• _GIVEN DATA_

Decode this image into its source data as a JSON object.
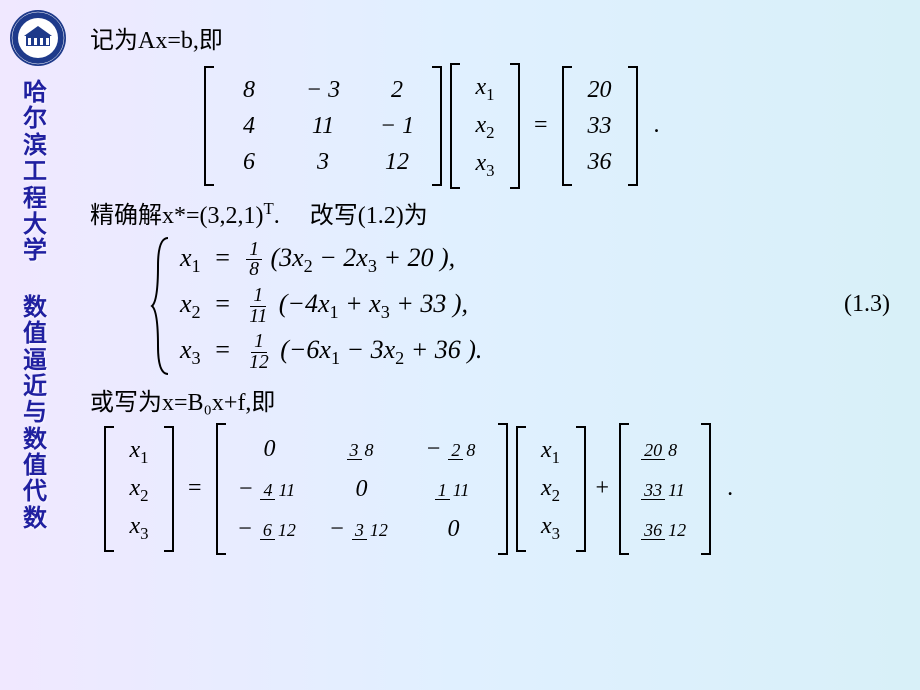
{
  "logo": {
    "ring_color": "#1e3a8a",
    "inner_color": "#ffffff",
    "building_color": "#1e3a8a"
  },
  "sidebar": {
    "text1": "哈尔滨工程大学",
    "text2": "数值逼近与数值代数"
  },
  "line1": "记为Ax=b,即",
  "matrixA": {
    "r1": [
      "8",
      "− 3",
      "2"
    ],
    "r2": [
      "4",
      "11",
      "− 1"
    ],
    "r3": [
      "6",
      "3",
      "12"
    ]
  },
  "vecX": [
    "x",
    "x",
    "x"
  ],
  "vecX_sub": [
    "1",
    "2",
    "3"
  ],
  "vecB": [
    "20",
    "33",
    "36"
  ],
  "period": ".",
  "line2a": "精确解x*=(3,2,1)",
  "line2a_sup": "T",
  "line2a_end": ".",
  "line2b": "改写(1.2)为",
  "system": {
    "eq1_lhs": "x",
    "eq1_sub": "1",
    "eq1_f_num": "1",
    "eq1_f_den": "8",
    "eq1_rhs": "(3x₂ − 2x₃ + 20),",
    "eq2_sub": "2",
    "eq2_f_num": "1",
    "eq2_f_den": "11",
    "eq2_rhs": "(−4x₁ + x₃ + 33),",
    "eq3_sub": "3",
    "eq3_f_num": "1",
    "eq3_f_den": "12",
    "eq3_rhs": "(−6x₁ − 3x₂ + 36).",
    "eqnum": "(1.3)"
  },
  "line3": "或写为x=B₀x+f,即",
  "matrixB": {
    "r1": [
      {
        "txt": "0",
        "frac": null
      },
      {
        "num": "3",
        "den": "8",
        "neg": false
      },
      {
        "num": "2",
        "den": "8",
        "neg": true
      }
    ],
    "r2": [
      {
        "num": "4",
        "den": "11",
        "neg": true
      },
      {
        "txt": "0",
        "frac": null
      },
      {
        "num": "1",
        "den": "11",
        "neg": false
      }
    ],
    "r3": [
      {
        "num": "6",
        "den": "12",
        "neg": true
      },
      {
        "num": "3",
        "den": "12",
        "neg": true
      },
      {
        "txt": "0",
        "frac": null
      }
    ]
  },
  "vecF": [
    {
      "num": "20",
      "den": "8"
    },
    {
      "num": "33",
      "den": "11"
    },
    {
      "num": "36",
      "den": "12"
    }
  ],
  "colors": {
    "text": "#000000",
    "sidebar_text": "#2020a0",
    "bg_start": "#f0e8ff",
    "bg_end": "#d8f0f8"
  }
}
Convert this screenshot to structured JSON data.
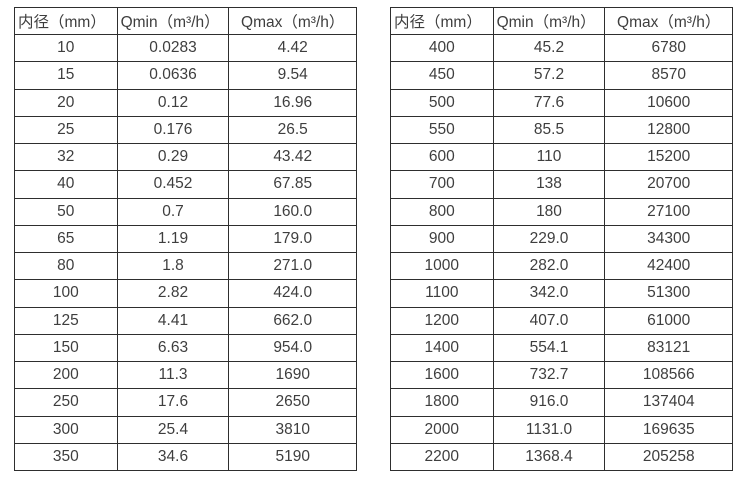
{
  "page": {
    "background_color": "#ffffff",
    "text_color": "#3e3e3e",
    "border_color": "#2e2e2e"
  },
  "chart_data": [
    {
      "type": "table",
      "name": "flow-rate-table-small-diameters",
      "headers": [
        "内径（mm）",
        "Qmin（m³/h）",
        "Qmax（m³/h）"
      ],
      "rows": [
        [
          "10",
          "0.0283",
          "4.42"
        ],
        [
          "15",
          "0.0636",
          "9.54"
        ],
        [
          "20",
          "0.12",
          "16.96"
        ],
        [
          "25",
          "0.176",
          "26.5"
        ],
        [
          "32",
          "0.29",
          "43.42"
        ],
        [
          "40",
          "0.452",
          "67.85"
        ],
        [
          "50",
          "0.7",
          "160.0"
        ],
        [
          "65",
          "1.19",
          "179.0"
        ],
        [
          "80",
          "1.8",
          "271.0"
        ],
        [
          "100",
          "2.82",
          "424.0"
        ],
        [
          "125",
          "4.41",
          "662.0"
        ],
        [
          "150",
          "6.63",
          "954.0"
        ],
        [
          "200",
          "11.3",
          "1690"
        ],
        [
          "250",
          "17.6",
          "2650"
        ],
        [
          "300",
          "25.4",
          "3810"
        ],
        [
          "350",
          "34.6",
          "5190"
        ]
      ]
    },
    {
      "type": "table",
      "name": "flow-rate-table-large-diameters",
      "headers": [
        "内径（mm）",
        "Qmin（m³/h）",
        "Qmax（m³/h）"
      ],
      "rows": [
        [
          "400",
          "45.2",
          "6780"
        ],
        [
          "450",
          "57.2",
          "8570"
        ],
        [
          "500",
          "77.6",
          "10600"
        ],
        [
          "550",
          "85.5",
          "12800"
        ],
        [
          "600",
          "110",
          "15200"
        ],
        [
          "700",
          "138",
          "20700"
        ],
        [
          "800",
          "180",
          "27100"
        ],
        [
          "900",
          "229.0",
          "34300"
        ],
        [
          "1000",
          "282.0",
          "42400"
        ],
        [
          "1100",
          "342.0",
          "51300"
        ],
        [
          "1200",
          "407.0",
          "61000"
        ],
        [
          "1400",
          "554.1",
          "83121"
        ],
        [
          "1600",
          "732.7",
          "108566"
        ],
        [
          "1800",
          "916.0",
          "137404"
        ],
        [
          "2000",
          "1131.0",
          "169635"
        ],
        [
          "2200",
          "1368.4",
          "205258"
        ]
      ]
    }
  ]
}
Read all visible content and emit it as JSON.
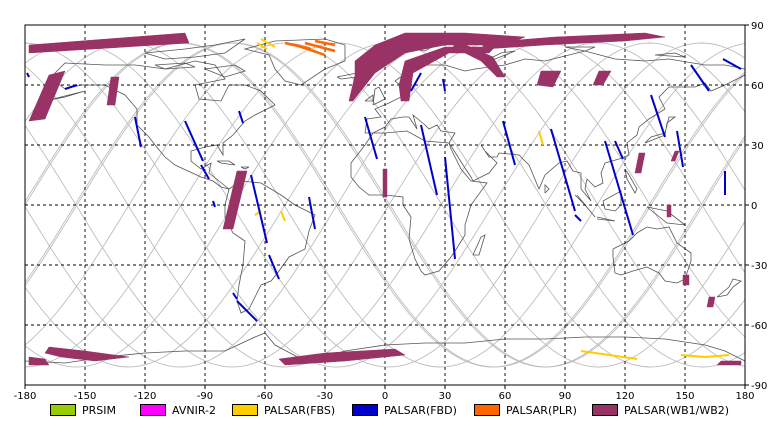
{
  "chart_data": {
    "type": "map",
    "xlim": [
      -180,
      180
    ],
    "ylim": [
      -90,
      90
    ],
    "x_ticks": [
      -180,
      -150,
      -120,
      -90,
      -60,
      -30,
      0,
      30,
      60,
      90,
      120,
      150,
      180
    ],
    "y_ticks": [
      90,
      60,
      30,
      0,
      -30,
      -60,
      -90
    ],
    "grid": true,
    "legend": {
      "placement": "bottom",
      "entries": [
        {
          "name": "PRSIM",
          "color": "#99cc00"
        },
        {
          "name": "AVNIR-2",
          "color": "#ff00ff"
        },
        {
          "name": "PALSAR(FBS)",
          "color": "#ffcc00"
        },
        {
          "name": "PALSAR(FBD)",
          "color": "#0000cc"
        },
        {
          "name": "PALSAR(PLR)",
          "color": "#ff6600"
        },
        {
          "name": "PALSAR(WB1/WB2)",
          "color": "#993366"
        }
      ]
    },
    "wb_swaths": [
      [
        [
          -178,
          80
        ],
        [
          -100,
          86
        ],
        [
          -98,
          81
        ],
        [
          -178,
          76
        ]
      ],
      [
        [
          -168,
          65
        ],
        [
          -160,
          67
        ],
        [
          -170,
          43
        ],
        [
          -178,
          42
        ]
      ],
      [
        [
          -137,
          64
        ],
        [
          -133,
          64
        ],
        [
          -135,
          50
        ],
        [
          -139,
          50
        ]
      ],
      [
        [
          -74,
          17
        ],
        [
          -69,
          17
        ],
        [
          -76,
          -12
        ],
        [
          -81,
          -12
        ]
      ],
      [
        [
          -15,
          72
        ],
        [
          -5,
          80
        ],
        [
          10,
          86
        ],
        [
          40,
          86
        ],
        [
          70,
          84
        ],
        [
          60,
          80
        ],
        [
          30,
          80
        ],
        [
          10,
          76
        ],
        [
          -5,
          66
        ],
        [
          -16,
          52
        ],
        [
          -18,
          52
        ],
        [
          -15,
          65
        ]
      ],
      [
        [
          7,
          60
        ],
        [
          10,
          72
        ],
        [
          30,
          79
        ],
        [
          55,
          79
        ],
        [
          52,
          76
        ],
        [
          32,
          76
        ],
        [
          14,
          66
        ],
        [
          12,
          52
        ],
        [
          8,
          52
        ]
      ],
      [
        [
          48,
          81
        ],
        [
          85,
          84
        ],
        [
          130,
          86
        ],
        [
          140,
          84
        ],
        [
          120,
          82
        ],
        [
          80,
          80
        ],
        [
          50,
          78
        ]
      ],
      [
        [
          36,
          82
        ],
        [
          54,
          74
        ],
        [
          60,
          64
        ],
        [
          56,
          64
        ],
        [
          48,
          72
        ],
        [
          34,
          79
        ]
      ],
      [
        [
          78,
          67
        ],
        [
          88,
          67
        ],
        [
          84,
          59
        ],
        [
          76,
          60
        ]
      ],
      [
        [
          107,
          67
        ],
        [
          113,
          67
        ],
        [
          109,
          60
        ],
        [
          104,
          60
        ]
      ],
      [
        [
          127,
          26
        ],
        [
          130,
          26
        ],
        [
          128,
          16
        ],
        [
          125,
          16
        ]
      ],
      [
        [
          145,
          27
        ],
        [
          147,
          27
        ],
        [
          145,
          22
        ],
        [
          143,
          22
        ]
      ],
      [
        [
          141,
          0
        ],
        [
          143,
          0
        ],
        [
          143,
          -6
        ],
        [
          141,
          -6
        ]
      ],
      [
        [
          149,
          -35
        ],
        [
          152,
          -35
        ],
        [
          152,
          -40
        ],
        [
          149,
          -40
        ]
      ],
      [
        [
          162,
          -46
        ],
        [
          165,
          -46
        ],
        [
          164,
          -51
        ],
        [
          161,
          -51
        ]
      ],
      [
        [
          -1,
          18
        ],
        [
          1,
          18
        ],
        [
          1,
          4
        ],
        [
          -1,
          4
        ]
      ],
      [
        [
          -178,
          -76
        ],
        [
          -170,
          -77
        ],
        [
          -168,
          -80
        ],
        [
          -178,
          -80
        ]
      ],
      [
        [
          -168,
          -71
        ],
        [
          -150,
          -73
        ],
        [
          -128,
          -76
        ],
        [
          -145,
          -78
        ],
        [
          -162,
          -76
        ],
        [
          -170,
          -74
        ]
      ],
      [
        [
          -53,
          -77
        ],
        [
          -30,
          -74
        ],
        [
          5,
          -72
        ],
        [
          10,
          -75
        ],
        [
          -20,
          -78
        ],
        [
          -50,
          -80
        ]
      ],
      [
        [
          168,
          -78
        ],
        [
          178,
          -78
        ],
        [
          178,
          -80
        ],
        [
          166,
          -80
        ]
      ]
    ],
    "fbd_tracks": [
      [
        [
          -179,
          66
        ],
        [
          -178,
          64
        ]
      ],
      [
        [
          -160,
          58
        ],
        [
          -154,
          60
        ]
      ],
      [
        [
          -125,
          44
        ],
        [
          -122,
          29
        ]
      ],
      [
        [
          -100,
          42
        ],
        [
          -91,
          22
        ]
      ],
      [
        [
          -92,
          20
        ],
        [
          -88,
          13
        ]
      ],
      [
        [
          -86,
          2
        ],
        [
          -85,
          -1
        ]
      ],
      [
        [
          -73,
          47
        ],
        [
          -71,
          41
        ]
      ],
      [
        [
          -67,
          15
        ],
        [
          -59,
          -19
        ]
      ],
      [
        [
          -58,
          -25
        ],
        [
          -53,
          -37
        ]
      ],
      [
        [
          -74,
          -48
        ],
        [
          -64,
          -58
        ]
      ],
      [
        [
          -38,
          4
        ],
        [
          -35,
          -12
        ]
      ],
      [
        [
          -10,
          44
        ],
        [
          -4,
          23
        ]
      ],
      [
        [
          18,
          40
        ],
        [
          26,
          5
        ]
      ],
      [
        [
          30,
          24
        ],
        [
          35,
          -27
        ]
      ],
      [
        [
          18,
          66
        ],
        [
          13,
          57
        ]
      ],
      [
        [
          29,
          63
        ],
        [
          30,
          57
        ]
      ],
      [
        [
          59,
          42
        ],
        [
          65,
          20
        ]
      ],
      [
        [
          83,
          38
        ],
        [
          95,
          -3
        ]
      ],
      [
        [
          95,
          -5
        ],
        [
          98,
          -8
        ]
      ],
      [
        [
          110,
          32
        ],
        [
          124,
          -15
        ]
      ],
      [
        [
          115,
          32
        ],
        [
          119,
          23
        ]
      ],
      [
        [
          133,
          55
        ],
        [
          140,
          34
        ]
      ],
      [
        [
          146,
          37
        ],
        [
          149,
          19
        ]
      ],
      [
        [
          153,
          70
        ],
        [
          162,
          57
        ]
      ],
      [
        [
          169,
          73
        ],
        [
          178,
          68
        ]
      ],
      [
        [
          170,
          17
        ],
        [
          170,
          5
        ]
      ],
      [
        [
          -76,
          -44
        ],
        [
          -74,
          -47
        ]
      ]
    ],
    "fbs_tracks": [
      [
        [
          -62,
          83
        ],
        [
          -55,
          79
        ]
      ],
      [
        [
          -64,
          81
        ],
        [
          -59,
          78
        ]
      ],
      [
        [
          77,
          37
        ],
        [
          79,
          30
        ]
      ],
      [
        [
          -52,
          -3
        ],
        [
          -50,
          -8
        ]
      ],
      [
        [
          98,
          -73
        ],
        [
          126,
          -77
        ]
      ],
      [
        [
          -65,
          -5
        ],
        [
          -62,
          -3
        ]
      ]
    ],
    "plr_tracks": [
      [
        [
          -45,
          80
        ],
        [
          -30,
          75
        ]
      ],
      [
        [
          -40,
          81
        ],
        [
          -25,
          77
        ]
      ],
      [
        [
          -50,
          81
        ],
        [
          -37,
          78
        ]
      ],
      [
        [
          -35,
          82
        ],
        [
          -25,
          80
        ]
      ]
    ],
    "fbs_antarctic": [
      [
        [
          148,
          -75
        ],
        [
          160,
          -76
        ]
      ],
      [
        [
          160,
          -76
        ],
        [
          172,
          -75
        ]
      ]
    ]
  }
}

• _PROBLEM STATEMENT_
In the entries above, identify each line that includes the string "PALSAR", then copy it.

• _OUTPUT OF THE EXERCISE_
          "name": "PALSAR(FBS)",
          "name": "PALSAR(FBD)",
          "name": "PALSAR(PLR)",
          "name": "PALSAR(WB1/WB2)",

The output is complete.